Recorded information:
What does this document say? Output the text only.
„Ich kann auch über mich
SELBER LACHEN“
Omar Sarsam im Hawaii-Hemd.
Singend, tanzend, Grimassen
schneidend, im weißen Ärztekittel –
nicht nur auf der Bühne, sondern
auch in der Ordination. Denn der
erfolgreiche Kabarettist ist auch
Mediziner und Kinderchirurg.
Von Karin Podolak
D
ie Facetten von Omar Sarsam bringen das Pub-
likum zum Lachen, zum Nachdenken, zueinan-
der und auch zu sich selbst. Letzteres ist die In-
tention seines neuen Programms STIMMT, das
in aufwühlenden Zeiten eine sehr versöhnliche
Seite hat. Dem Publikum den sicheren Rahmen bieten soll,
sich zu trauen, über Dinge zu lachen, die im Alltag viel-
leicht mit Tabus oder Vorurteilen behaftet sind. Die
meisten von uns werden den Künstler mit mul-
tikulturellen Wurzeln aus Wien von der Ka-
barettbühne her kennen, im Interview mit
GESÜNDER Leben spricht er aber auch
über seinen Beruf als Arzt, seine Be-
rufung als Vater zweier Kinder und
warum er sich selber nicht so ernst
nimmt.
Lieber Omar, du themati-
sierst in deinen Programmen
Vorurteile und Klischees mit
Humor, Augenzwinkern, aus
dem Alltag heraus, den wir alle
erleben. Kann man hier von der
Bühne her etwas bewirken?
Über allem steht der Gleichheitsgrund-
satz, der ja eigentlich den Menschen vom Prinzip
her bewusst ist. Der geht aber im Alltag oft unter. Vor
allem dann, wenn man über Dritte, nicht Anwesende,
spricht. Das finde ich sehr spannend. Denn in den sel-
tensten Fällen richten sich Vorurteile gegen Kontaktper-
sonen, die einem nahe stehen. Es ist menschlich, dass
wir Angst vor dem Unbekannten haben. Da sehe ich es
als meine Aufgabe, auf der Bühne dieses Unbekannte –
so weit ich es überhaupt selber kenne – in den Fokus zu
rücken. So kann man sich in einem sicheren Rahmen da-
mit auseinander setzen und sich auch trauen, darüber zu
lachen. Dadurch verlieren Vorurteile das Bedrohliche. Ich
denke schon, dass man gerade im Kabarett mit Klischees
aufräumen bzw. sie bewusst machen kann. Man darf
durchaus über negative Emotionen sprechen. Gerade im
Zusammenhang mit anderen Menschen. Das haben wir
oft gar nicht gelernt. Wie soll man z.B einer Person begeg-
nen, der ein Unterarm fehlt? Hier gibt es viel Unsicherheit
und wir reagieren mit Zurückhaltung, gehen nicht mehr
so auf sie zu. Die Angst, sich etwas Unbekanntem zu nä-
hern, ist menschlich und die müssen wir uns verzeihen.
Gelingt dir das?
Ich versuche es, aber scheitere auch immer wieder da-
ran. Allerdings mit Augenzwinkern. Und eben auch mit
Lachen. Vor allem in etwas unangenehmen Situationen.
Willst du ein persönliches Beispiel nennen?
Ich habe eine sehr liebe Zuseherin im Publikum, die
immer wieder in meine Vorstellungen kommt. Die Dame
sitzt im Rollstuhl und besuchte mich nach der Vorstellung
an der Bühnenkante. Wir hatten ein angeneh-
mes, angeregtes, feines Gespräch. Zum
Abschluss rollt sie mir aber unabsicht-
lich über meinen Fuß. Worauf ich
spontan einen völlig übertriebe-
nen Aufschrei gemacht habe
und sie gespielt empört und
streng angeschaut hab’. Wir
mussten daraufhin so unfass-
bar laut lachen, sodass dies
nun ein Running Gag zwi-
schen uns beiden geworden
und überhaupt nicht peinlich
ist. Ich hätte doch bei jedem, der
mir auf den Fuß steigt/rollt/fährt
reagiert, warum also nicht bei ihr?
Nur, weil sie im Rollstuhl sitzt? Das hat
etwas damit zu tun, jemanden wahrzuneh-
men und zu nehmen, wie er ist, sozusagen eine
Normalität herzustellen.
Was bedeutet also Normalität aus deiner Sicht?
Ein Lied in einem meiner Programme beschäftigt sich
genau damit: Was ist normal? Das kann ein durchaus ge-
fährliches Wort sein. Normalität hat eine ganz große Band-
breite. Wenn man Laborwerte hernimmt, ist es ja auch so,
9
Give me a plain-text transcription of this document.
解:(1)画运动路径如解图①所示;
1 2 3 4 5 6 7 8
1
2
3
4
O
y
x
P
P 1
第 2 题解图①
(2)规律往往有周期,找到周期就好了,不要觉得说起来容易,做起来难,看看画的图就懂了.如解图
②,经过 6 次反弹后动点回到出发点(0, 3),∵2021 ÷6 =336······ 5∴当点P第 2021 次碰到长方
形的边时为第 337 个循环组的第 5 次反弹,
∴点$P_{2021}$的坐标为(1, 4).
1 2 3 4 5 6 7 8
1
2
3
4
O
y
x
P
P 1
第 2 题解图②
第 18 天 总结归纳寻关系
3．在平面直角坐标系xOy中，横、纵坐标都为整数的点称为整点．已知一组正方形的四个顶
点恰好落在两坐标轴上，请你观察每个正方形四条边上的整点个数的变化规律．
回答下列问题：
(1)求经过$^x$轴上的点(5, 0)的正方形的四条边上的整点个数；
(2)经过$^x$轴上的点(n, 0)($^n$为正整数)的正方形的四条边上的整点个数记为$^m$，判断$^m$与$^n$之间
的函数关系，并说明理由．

Your goal: Every line from the one containing "Give me a plain-text" through the last line of the entries must be written out verbatim, and no other line.

Answer for the task:
Give me a plain-text transcription of this document.
解:(1)画运动路径如解图①所示;
1 2 3 4 5 6 7 8
1
2
3
4
O
y
x
P
P 1
第 2 题解图①
(2)规律往往有周期,找到周期就好了,不要觉得说起来容易,做起来难,看看画的图就懂了.如解图
②,经过 6 次反弹后动点回到出发点(0, 3),∵2021 ÷6 =336······ 5∴当点P第 2021 次碰到长方
形的边时为第 337 个循环组的第 5 次反弹,
∴点$P_{2021}$的坐标为(1, 4).
1 2 3 4 5 6 7 8
1
2
3
4
O
y
x
P
P 1
第 2 题解图②
第 18 天 总结归纳寻关系
3．在平面直角坐标系xOy中，横、纵坐标都为整数的点称为整点．已知一组正方形的四个顶
点恰好落在两坐标轴上，请你观察每个正方形四条边上的整点个数的变化规律．
回答下列问题：
(1)求经过$^x$轴上的点(5, 0)的正方形的四条边上的整点个数；
(2)经过$^x$轴上的点(n, 0)($^n$为正整数)的正方形的四条边上的整点个数记为$^m$，判断$^m$与$^n$之间
的函数关系，并说明理由．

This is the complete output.